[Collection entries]
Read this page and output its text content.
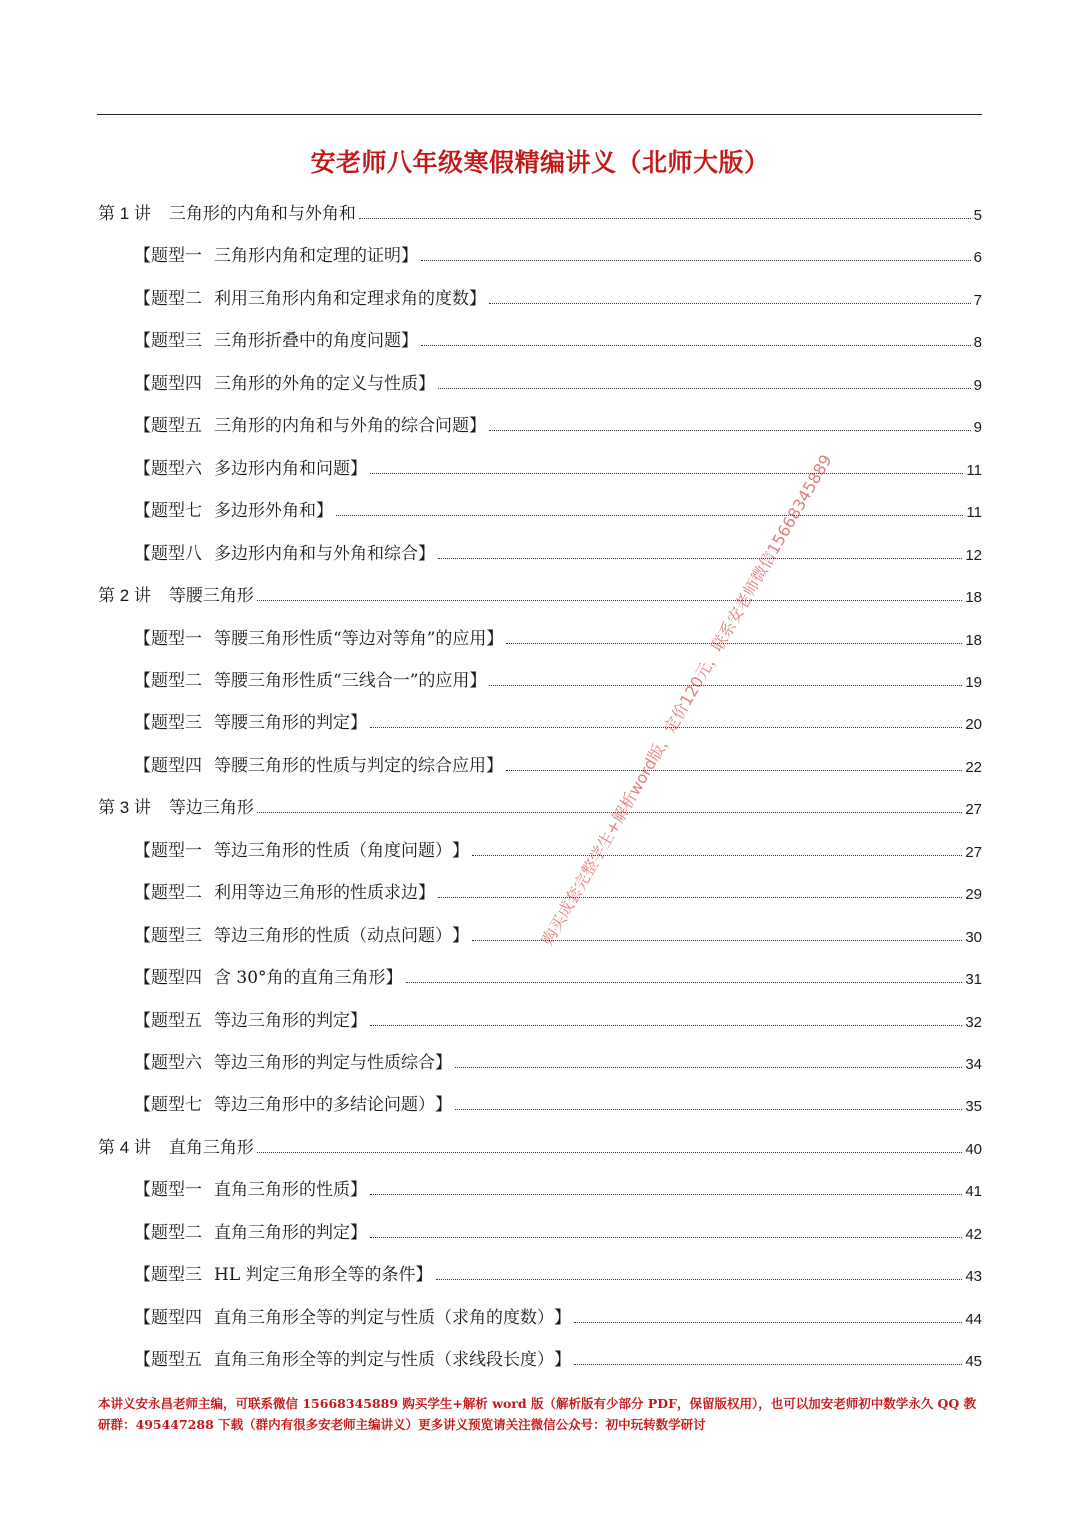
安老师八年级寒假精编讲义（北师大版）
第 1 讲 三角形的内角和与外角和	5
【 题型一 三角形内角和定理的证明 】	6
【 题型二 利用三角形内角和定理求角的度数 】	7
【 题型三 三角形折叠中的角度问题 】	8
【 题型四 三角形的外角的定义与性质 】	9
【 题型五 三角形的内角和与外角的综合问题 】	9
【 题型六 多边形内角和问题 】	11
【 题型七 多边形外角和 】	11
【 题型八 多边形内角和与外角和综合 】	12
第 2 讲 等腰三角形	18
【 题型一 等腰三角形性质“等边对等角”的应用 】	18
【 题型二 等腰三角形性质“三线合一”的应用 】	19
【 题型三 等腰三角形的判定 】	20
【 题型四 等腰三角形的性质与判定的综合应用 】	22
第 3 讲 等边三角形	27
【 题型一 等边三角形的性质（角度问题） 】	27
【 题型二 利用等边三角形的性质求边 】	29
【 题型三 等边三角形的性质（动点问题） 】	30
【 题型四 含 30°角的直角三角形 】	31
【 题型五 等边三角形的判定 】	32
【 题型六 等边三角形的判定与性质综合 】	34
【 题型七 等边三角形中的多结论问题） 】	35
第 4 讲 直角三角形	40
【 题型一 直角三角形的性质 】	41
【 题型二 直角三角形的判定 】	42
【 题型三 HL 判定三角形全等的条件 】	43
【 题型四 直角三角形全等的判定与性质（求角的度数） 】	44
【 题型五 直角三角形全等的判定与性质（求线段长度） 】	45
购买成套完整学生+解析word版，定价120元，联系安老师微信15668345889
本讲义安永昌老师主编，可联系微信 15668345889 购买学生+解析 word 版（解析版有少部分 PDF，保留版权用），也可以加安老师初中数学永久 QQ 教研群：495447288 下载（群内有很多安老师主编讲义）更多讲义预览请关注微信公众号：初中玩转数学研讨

WORK TO BE COMPLETED
Except for the pictures, copy the material above exactly.

TASK OUTPUT
Read this page and output its text content.
安老师八年级寒假精编讲义（北师大版）
第 1 讲 三角形的内角和与外角和	5
【 题型一 三角形内角和定理的证明 】	6
【 题型二 利用三角形内角和定理求角的度数 】	7
【 题型三 三角形折叠中的角度问题 】	8
【 题型四 三角形的外角的定义与性质 】	9
【 题型五 三角形的内角和与外角的综合问题 】	9
【 题型六 多边形内角和问题 】	11
【 题型七 多边形外角和 】	11
【 题型八 多边形内角和与外角和综合 】	12
第 2 讲 等腰三角形	18
【 题型一 等腰三角形性质“等边对等角”的应用 】	18
【 题型二 等腰三角形性质“三线合一”的应用 】	19
【 题型三 等腰三角形的判定 】	20
【 题型四 等腰三角形的性质与判定的综合应用 】	22
第 3 讲 等边三角形	27
【 题型一 等边三角形的性质（角度问题） 】	27
【 题型二 利用等边三角形的性质求边 】	29
【 题型三 等边三角形的性质（动点问题） 】	30
【 题型四 含 30°角的直角三角形 】	31
【 题型五 等边三角形的判定 】	32
【 题型六 等边三角形的判定与性质综合 】	34
【 题型七 等边三角形中的多结论问题） 】	35
第 4 讲 直角三角形	40
【 题型一 直角三角形的性质 】	41
【 题型二 直角三角形的判定 】	42
【 题型三 HL 判定三角形全等的条件 】	43
【 题型四 直角三角形全等的判定与性质（求角的度数） 】	44
【 题型五 直角三角形全等的判定与性质（求线段长度） 】	45
购买成套完整学生+解析word版，定价120元，联系安老师微信15668345889
本讲义安永昌老师主编，可联系微信 15668345889 购买学生+解析 word 版（解析版有少部分 PDF，保留版权用），也可以加安老师初中数学永久 QQ 教研群：495447288 下载（群内有很多安老师主编讲义）更多讲义预览请关注微信公众号：初中玩转数学研讨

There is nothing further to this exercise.